#### [Exercise instructions]
Reproduce the records below exactly as they appear.

Dataset entries on figures
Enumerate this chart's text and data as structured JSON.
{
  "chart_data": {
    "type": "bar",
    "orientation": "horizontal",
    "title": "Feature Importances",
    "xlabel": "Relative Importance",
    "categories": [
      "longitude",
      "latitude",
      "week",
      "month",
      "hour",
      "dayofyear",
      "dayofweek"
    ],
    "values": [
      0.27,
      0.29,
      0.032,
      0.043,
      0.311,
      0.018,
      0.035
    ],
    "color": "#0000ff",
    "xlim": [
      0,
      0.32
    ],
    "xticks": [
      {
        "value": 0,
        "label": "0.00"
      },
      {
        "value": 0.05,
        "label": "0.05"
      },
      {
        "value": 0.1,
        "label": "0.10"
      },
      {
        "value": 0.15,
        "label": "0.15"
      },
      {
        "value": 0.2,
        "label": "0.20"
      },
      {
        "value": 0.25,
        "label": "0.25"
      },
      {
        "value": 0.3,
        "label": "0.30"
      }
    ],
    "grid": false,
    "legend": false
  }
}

#### [Solution to the exercise]
Enumerate this chart's text and data as structured JSON.
{
  "chart_data": {
    "type": "bar",
    "orientation": "horizontal",
    "title": "Feature Importances",
    "xlabel": "Relative Importance",
    "categories": [
      "longitude",
      "latitude",
      "week",
      "month",
      "hour",
      "dayofyear",
      "dayofweek"
    ],
    "values": [
      0.27,
      0.29,
      0.032,
      0.043,
      0.311,
      0.018,
      0.035
    ],
    "color": "#0000ff",
    "xlim": [
      0,
      0.32
    ],
    "xticks": [
      {
        "value": 0,
        "label": "0.00"
      },
      {
        "value": 0.05,
        "label": "0.05"
      },
      {
        "value": 0.1,
        "label": "0.10"
      },
      {
        "value": 0.15,
        "label": "0.15"
      },
      {
        "value": 0.2,
        "label": "0.20"
      },
      {
        "value": 0.25,
        "label": "0.25"
      },
      {
        "value": 0.3,
        "label": "0.30"
      }
    ],
    "grid": false,
    "legend": false
  }
}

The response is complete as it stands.